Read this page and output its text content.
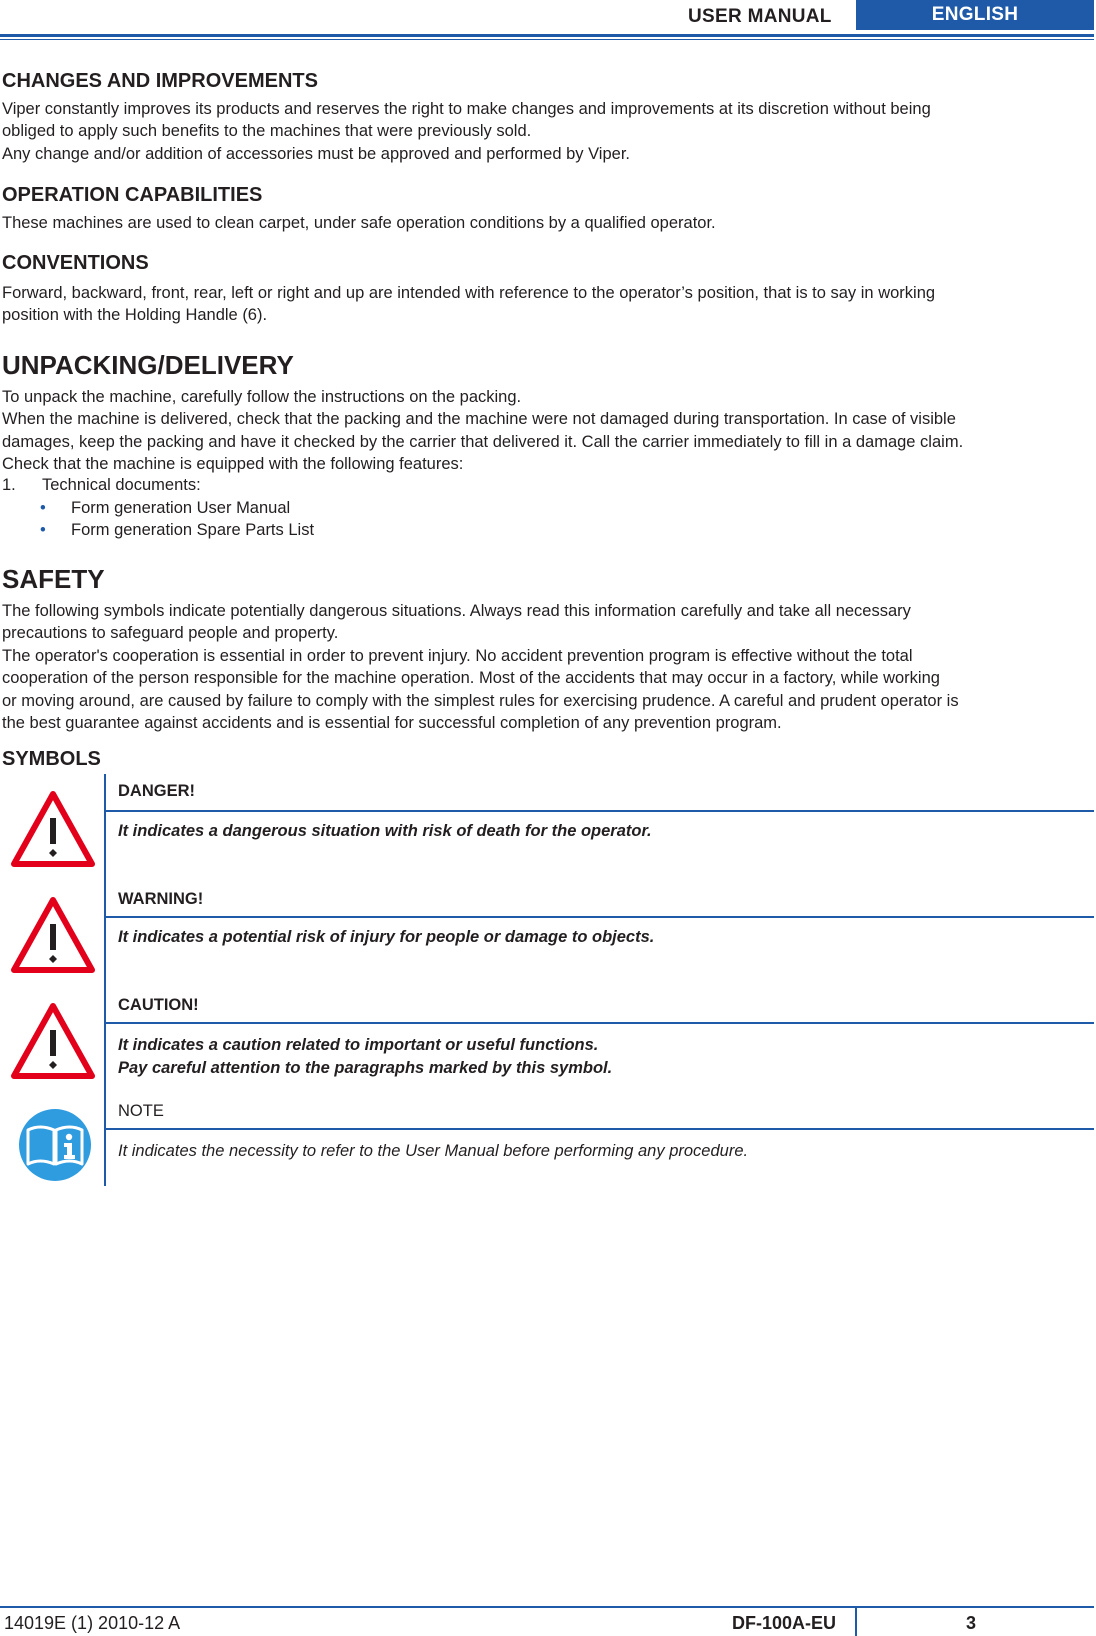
USER MANUAL	ENGLISH
CHANGES AND IMPROVEMENTS
Viper constantly improves its products and reserves the right to make changes and improvements at its discretion without being
obliged to apply such benefits to the machines that were previously sold.
Any change and/or addition of accessories must be approved and performed by Viper.
OPERATION CAPABILITIES
These machines are used to clean carpet, under safe operation conditions by a qualified operator.
CONVENTIONS
Forward, backward, front, rear, left or right and up are intended with reference to the operator’s position, that is to say in working
position with the Holding Handle (6).
UNPACKING/DELIVERY
To unpack the machine, carefully follow the instructions on the packing.
When the machine is delivered, check that the packing and the machine were not damaged during transportation. In case of visible
damages, keep the packing and have it checked by the carrier that delivered it. Call the carrier immediately to fill in a damage claim.
Check that the machine is equipped with the following features:
1. Technical documents:
• Form generation User Manual
• Form generation Spare Parts List
SAFETY
The following symbols indicate potentially dangerous situations. Always read this information carefully and take all necessary
precautions to safeguard people and property.
The operator's cooperation is essential in order to prevent injury. No accident prevention program is effective without the total
cooperation of the person responsible for the machine operation. Most of the accidents that may occur in a factory, while working
or moving around, are caused by failure to comply with the simplest rules for exercising prudence. A careful and prudent operator is
the best guarantee against accidents and is essential for successful completion of any prevention program.
SYMBOLS
DANGER!
It indicates a dangerous situation with risk of death for the operator.
WARNING!
It indicates a potential risk of injury for people or damage to objects.
CAUTION!
It indicates a caution related to important or useful functions.
Pay careful attention to the paragraphs marked by this symbol.
NOTE
It indicates the necessity to refer to the User Manual before performing any procedure.
14019E (1) 2010-12 A	DF-100A-EU	3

....................

What you need to do> Repeat all the data as it stands, dropping any images it holds.

Full response>
Read this page and output its text content.
USER MANUAL	ENGLISH
CHANGES AND IMPROVEMENTS
Viper constantly improves its products and reserves the right to make changes and improvements at its discretion without being
obliged to apply such benefits to the machines that were previously sold.
Any change and/or addition of accessories must be approved and performed by Viper.
OPERATION CAPABILITIES
These machines are used to clean carpet, under safe operation conditions by a qualified operator.
CONVENTIONS
Forward, backward, front, rear, left or right and up are intended with reference to the operator’s position, that is to say in working
position with the Holding Handle (6).
UNPACKING/DELIVERY
To unpack the machine, carefully follow the instructions on the packing.
When the machine is delivered, check that the packing and the machine were not damaged during transportation. In case of visible
damages, keep the packing and have it checked by the carrier that delivered it. Call the carrier immediately to fill in a damage claim.
Check that the machine is equipped with the following features:
1. Technical documents:
• Form generation User Manual
• Form generation Spare Parts List
SAFETY
The following symbols indicate potentially dangerous situations. Always read this information carefully and take all necessary
precautions to safeguard people and property.
The operator's cooperation is essential in order to prevent injury. No accident prevention program is effective without the total
cooperation of the person responsible for the machine operation. Most of the accidents that may occur in a factory, while working
or moving around, are caused by failure to comply with the simplest rules for exercising prudence. A careful and prudent operator is
the best guarantee against accidents and is essential for successful completion of any prevention program.
SYMBOLS
DANGER!
It indicates a dangerous situation with risk of death for the operator.
WARNING!
It indicates a potential risk of injury for people or damage to objects.
CAUTION!
It indicates a caution related to important or useful functions.
Pay careful attention to the paragraphs marked by this symbol.
NOTE
It indicates the necessity to refer to the User Manual before performing any procedure.
14019E (1) 2010-12 A	DF-100A-EU	3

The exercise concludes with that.